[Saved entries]
☆ ☆ ☆ ☆ ☆ ☆ ☆

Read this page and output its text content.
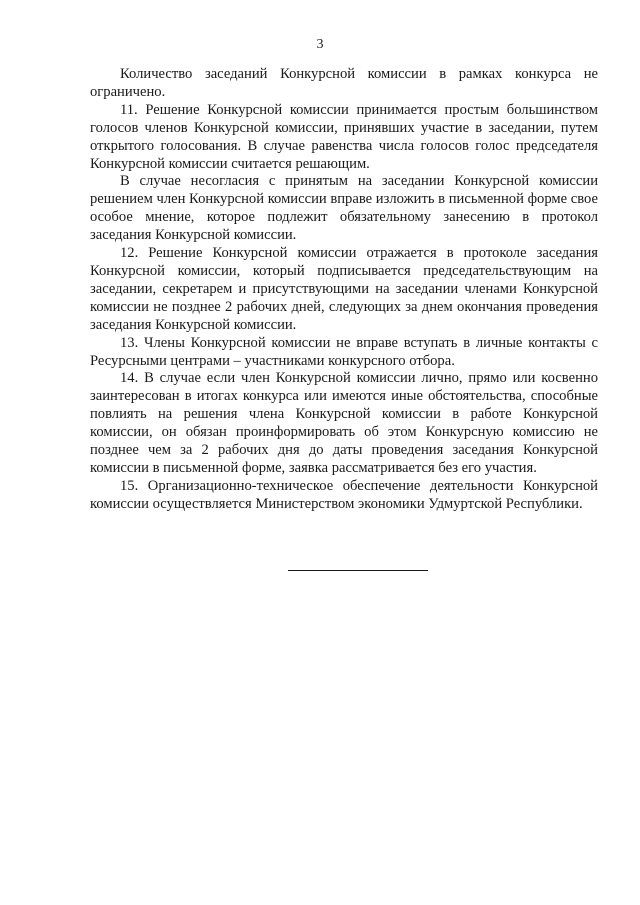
3

Количество заседаний Конкурсной комиссии в рамках конкурса не ограничено.

11. Решение Конкурсной комиссии принимается простым большинством голосов членов Конкурсной комиссии, принявших участие в заседании, путем открытого голосования. В случае равенства числа голосов голос председателя Конкурсной комиссии считается решающим.

В случае несогласия с принятым на заседании Конкурсной комиссии решением член Конкурсной комиссии вправе изложить в письменной форме свое особое мнение, которое подлежит обязательному занесению в протокол заседания Конкурсной комиссии.

12. Решение Конкурсной комиссии отражается в протоколе заседания Конкурсной комиссии, который подписывается председательствующим на заседании, секретарем и присутствующими на заседании членами Конкурсной комиссии не позднее 2 рабочих дней, следующих за днем окончания проведения заседания Конкурсной комиссии.

13. Члены Конкурсной комиссии не вправе вступать в личные контакты с Ресурсными центрами – участниками конкурсного отбора.

14. В случае если член Конкурсной комиссии лично, прямо или косвенно заинтересован в итогах конкурса или имеются иные обстоятельства, способные повлиять на решения члена Конкурсной комиссии в работе Конкурсной комиссии, он обязан проинформировать об этом Конкурсную комиссию не позднее чем за 2 рабочих дня до даты проведения заседания Конкурсной комиссии в письменной форме, заявка рассматривается без его участия.

15. Организационно-техническое обеспечение деятельности Конкурсной комиссии осуществляется Министерством экономики Удмуртской Республики.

☆ ☆ ☆ ☆ ☆ ☆ ☆

__PROBLEM TO WORK ON__: Each entry gets copied exactly; the pictures stay out.

__REPLY TO THE EXERCISE__:
Read this page and output its text content.
3

Количество заседаний Конкурсной комиссии в рамках конкурса не ограничено.

11. Решение Конкурсной комиссии принимается простым большинством голосов членов Конкурсной комиссии, принявших участие в заседании, путем открытого голосования. В случае равенства числа голосов голос председателя Конкурсной комиссии считается решающим.

В случае несогласия с принятым на заседании Конкурсной комиссии решением член Конкурсной комиссии вправе изложить в письменной форме свое особое мнение, которое подлежит обязательному занесению в протокол заседания Конкурсной комиссии.

12. Решение Конкурсной комиссии отражается в протоколе заседания Конкурсной комиссии, который подписывается председательствующим на заседании, секретарем и присутствующими на заседании членами Конкурсной комиссии не позднее 2 рабочих дней, следующих за днем окончания проведения заседания Конкурсной комиссии.

13. Члены Конкурсной комиссии не вправе вступать в личные контакты с Ресурсными центрами – участниками конкурсного отбора.

14. В случае если член Конкурсной комиссии лично, прямо или косвенно заинтересован в итогах конкурса или имеются иные обстоятельства, способные повлиять на решения члена Конкурсной комиссии в работе Конкурсной комиссии, он обязан проинформировать об этом Конкурсную комиссию не позднее чем за 2 рабочих дня до даты проведения заседания Конкурсной комиссии в письменной форме, заявка рассматривается без его участия.

15. Организационно-техническое обеспечение деятельности Конкурсной комиссии осуществляется Министерством экономики Удмуртской Республики.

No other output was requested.